TASK STATEMENT >> Below is the data. Give it again, complete and exact.

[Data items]
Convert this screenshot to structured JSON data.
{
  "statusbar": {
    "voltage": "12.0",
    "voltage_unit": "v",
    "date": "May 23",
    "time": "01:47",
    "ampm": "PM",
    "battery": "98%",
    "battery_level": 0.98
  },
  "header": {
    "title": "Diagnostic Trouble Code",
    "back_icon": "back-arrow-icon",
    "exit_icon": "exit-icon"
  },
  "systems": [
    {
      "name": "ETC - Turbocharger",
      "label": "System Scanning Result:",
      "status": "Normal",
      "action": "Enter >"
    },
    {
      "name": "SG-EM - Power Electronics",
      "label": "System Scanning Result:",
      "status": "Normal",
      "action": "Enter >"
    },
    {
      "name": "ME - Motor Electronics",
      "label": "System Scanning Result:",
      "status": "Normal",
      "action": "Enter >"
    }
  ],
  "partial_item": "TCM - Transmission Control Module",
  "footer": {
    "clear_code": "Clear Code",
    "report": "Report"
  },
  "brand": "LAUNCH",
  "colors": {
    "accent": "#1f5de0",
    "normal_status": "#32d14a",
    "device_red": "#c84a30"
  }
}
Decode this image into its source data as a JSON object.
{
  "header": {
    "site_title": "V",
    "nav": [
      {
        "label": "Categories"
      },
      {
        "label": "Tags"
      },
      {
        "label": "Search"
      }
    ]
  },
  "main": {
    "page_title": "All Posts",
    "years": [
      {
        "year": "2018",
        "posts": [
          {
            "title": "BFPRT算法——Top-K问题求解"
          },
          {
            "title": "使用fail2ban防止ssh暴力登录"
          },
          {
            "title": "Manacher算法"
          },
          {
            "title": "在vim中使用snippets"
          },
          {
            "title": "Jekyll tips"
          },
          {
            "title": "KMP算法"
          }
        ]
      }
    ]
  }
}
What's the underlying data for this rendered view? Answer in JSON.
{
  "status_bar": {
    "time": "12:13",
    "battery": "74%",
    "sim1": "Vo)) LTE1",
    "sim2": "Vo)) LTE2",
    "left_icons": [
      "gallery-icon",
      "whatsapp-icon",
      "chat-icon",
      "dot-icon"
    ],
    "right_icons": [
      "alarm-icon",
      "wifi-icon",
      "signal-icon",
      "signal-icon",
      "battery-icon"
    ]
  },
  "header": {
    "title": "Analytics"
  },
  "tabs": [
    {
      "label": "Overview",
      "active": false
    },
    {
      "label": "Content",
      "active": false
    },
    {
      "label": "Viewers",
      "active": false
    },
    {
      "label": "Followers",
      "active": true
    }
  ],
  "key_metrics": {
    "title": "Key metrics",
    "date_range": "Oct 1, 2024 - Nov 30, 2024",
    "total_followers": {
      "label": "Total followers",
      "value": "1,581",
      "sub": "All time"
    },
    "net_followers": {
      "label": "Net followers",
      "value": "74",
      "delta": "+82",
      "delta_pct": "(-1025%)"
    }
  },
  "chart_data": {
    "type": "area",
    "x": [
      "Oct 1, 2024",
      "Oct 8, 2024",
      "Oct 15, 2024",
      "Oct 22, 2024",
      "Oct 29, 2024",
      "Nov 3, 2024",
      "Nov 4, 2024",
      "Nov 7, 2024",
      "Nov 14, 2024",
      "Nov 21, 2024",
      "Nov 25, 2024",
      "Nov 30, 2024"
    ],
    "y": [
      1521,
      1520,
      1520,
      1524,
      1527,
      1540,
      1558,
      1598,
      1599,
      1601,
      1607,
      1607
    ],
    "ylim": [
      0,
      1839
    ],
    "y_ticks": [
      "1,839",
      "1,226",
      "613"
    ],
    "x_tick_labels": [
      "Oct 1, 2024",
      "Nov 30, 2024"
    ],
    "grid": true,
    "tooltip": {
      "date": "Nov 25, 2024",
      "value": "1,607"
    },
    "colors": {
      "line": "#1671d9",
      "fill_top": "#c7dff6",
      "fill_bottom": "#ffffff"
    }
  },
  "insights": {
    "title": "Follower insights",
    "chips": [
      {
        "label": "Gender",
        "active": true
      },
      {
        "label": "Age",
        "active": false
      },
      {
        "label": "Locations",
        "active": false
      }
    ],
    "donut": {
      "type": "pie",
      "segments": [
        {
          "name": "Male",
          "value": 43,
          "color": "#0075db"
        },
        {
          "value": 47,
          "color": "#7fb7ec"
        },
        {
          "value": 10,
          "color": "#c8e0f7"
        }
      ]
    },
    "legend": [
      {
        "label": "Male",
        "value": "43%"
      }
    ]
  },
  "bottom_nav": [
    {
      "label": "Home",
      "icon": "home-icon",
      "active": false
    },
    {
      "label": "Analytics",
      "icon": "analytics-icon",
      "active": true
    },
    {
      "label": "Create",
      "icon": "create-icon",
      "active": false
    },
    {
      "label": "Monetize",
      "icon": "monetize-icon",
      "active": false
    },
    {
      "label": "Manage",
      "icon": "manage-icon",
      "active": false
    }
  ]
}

THE ANSWER >>
Convert this screenshot to structured JSON data.
{
  "statusbar": {
    "voltage": "12.0",
    "voltage_unit": "v",
    "date": "May 23",
    "time": "01:47",
    "ampm": "PM",
    "battery": "98%",
    "battery_level": 0.98
  },
  "header": {
    "title": "Diagnostic Trouble Code",
    "back_icon": "back-arrow-icon",
    "exit_icon": "exit-icon"
  },
  "systems": [
    {
      "name": "ETC - Turbocharger",
      "label": "System Scanning Result:",
      "status": "Normal",
      "action": "Enter >"
    },
    {
      "name": "SG-EM - Power Electronics",
      "label": "System Scanning Result:",
      "status": "Normal",
      "action": "Enter >"
    },
    {
      "name": "ME - Motor Electronics",
      "label": "System Scanning Result:",
      "status": "Normal",
      "action": "Enter >"
    }
  ],
  "partial_item": "TCM - Transmission Control Module",
  "footer": {
    "clear_code": "Clear Code",
    "report": "Report"
  },
  "brand": "LAUNCH",
  "colors": {
    "accent": "#1f5de0",
    "normal_status": "#32d14a",
    "device_red": "#c84a30"
  }
}
Decode this image into its source data as a JSON object.
{
  "header": {
    "site_title": "V",
    "nav": [
      {
        "label": "Categories"
      },
      {
        "label": "Tags"
      },
      {
        "label": "Search"
      }
    ]
  },
  "main": {
    "page_title": "All Posts",
    "years": [
      {
        "year": "2018",
        "posts": [
          {
            "title": "BFPRT算法——Top-K问题求解"
          },
          {
            "title": "使用fail2ban防止ssh暴力登录"
          },
          {
            "title": "Manacher算法"
          },
          {
            "title": "在vim中使用snippets"
          },
          {
            "title": "Jekyll tips"
          },
          {
            "title": "KMP算法"
          }
        ]
      }
    ]
  }
}
What's the underlying data for this rendered view? Answer in JSON.
{
  "status_bar": {
    "time": "12:13",
    "battery": "74%",
    "sim1": "Vo)) LTE1",
    "sim2": "Vo)) LTE2",
    "left_icons": [
      "gallery-icon",
      "whatsapp-icon",
      "chat-icon",
      "dot-icon"
    ],
    "right_icons": [
      "alarm-icon",
      "wifi-icon",
      "signal-icon",
      "signal-icon",
      "battery-icon"
    ]
  },
  "header": {
    "title": "Analytics"
  },
  "tabs": [
    {
      "label": "Overview",
      "active": false
    },
    {
      "label": "Content",
      "active": false
    },
    {
      "label": "Viewers",
      "active": false
    },
    {
      "label": "Followers",
      "active": true
    }
  ],
  "key_metrics": {
    "title": "Key metrics",
    "date_range": "Oct 1, 2024 - Nov 30, 2024",
    "total_followers": {
      "label": "Total followers",
      "value": "1,581",
      "sub": "All time"
    },
    "net_followers": {
      "label": "Net followers",
      "value": "74",
      "delta": "+82",
      "delta_pct": "(-1025%)"
    }
  },
  "chart_data": {
    "type": "area",
    "x": [
      "Oct 1, 2024",
      "Oct 8, 2024",
      "Oct 15, 2024",
      "Oct 22, 2024",
      "Oct 29, 2024",
      "Nov 3, 2024",
      "Nov 4, 2024",
      "Nov 7, 2024",
      "Nov 14, 2024",
      "Nov 21, 2024",
      "Nov 25, 2024",
      "Nov 30, 2024"
    ],
    "y": [
      1521,
      1520,
      1520,
      1524,
      1527,
      1540,
      1558,
      1598,
      1599,
      1601,
      1607,
      1607
    ],
    "ylim": [
      0,
      1839
    ],
    "y_ticks": [
      "1,839",
      "1,226",
      "613"
    ],
    "x_tick_labels": [
      "Oct 1, 2024",
      "Nov 30, 2024"
    ],
    "grid": true,
    "tooltip": {
      "date": "Nov 25, 2024",
      "value": "1,607"
    },
    "colors": {
      "line": "#1671d9",
      "fill_top": "#c7dff6",
      "fill_bottom": "#ffffff"
    }
  },
  "insights": {
    "title": "Follower insights",
    "chips": [
      {
        "label": "Gender",
        "active": true
      },
      {
        "label": "Age",
        "active": false
      },
      {
        "label": "Locations",
        "active": false
      }
    ],
    "donut": {
      "type": "pie",
      "segments": [
        {
          "name": "Male",
          "value": 43,
          "color": "#0075db"
        },
        {
          "value": 47,
          "color": "#7fb7ec"
        },
        {
          "value": 10,
          "color": "#c8e0f7"
        }
      ]
    },
    "legend": [
      {
        "label": "Male",
        "value": "43%"
      }
    ]
  },
  "bottom_nav": [
    {
      "label": "Home",
      "icon": "home-icon",
      "active": false
    },
    {
      "label": "Analytics",
      "icon": "analytics-icon",
      "active": true
    },
    {
      "label": "Create",
      "icon": "create-icon",
      "active": false
    },
    {
      "label": "Monetize",
      "icon": "monetize-icon",
      "active": false
    },
    {
      "label": "Manage",
      "icon": "manage-icon",
      "active": false
    }
  ]
}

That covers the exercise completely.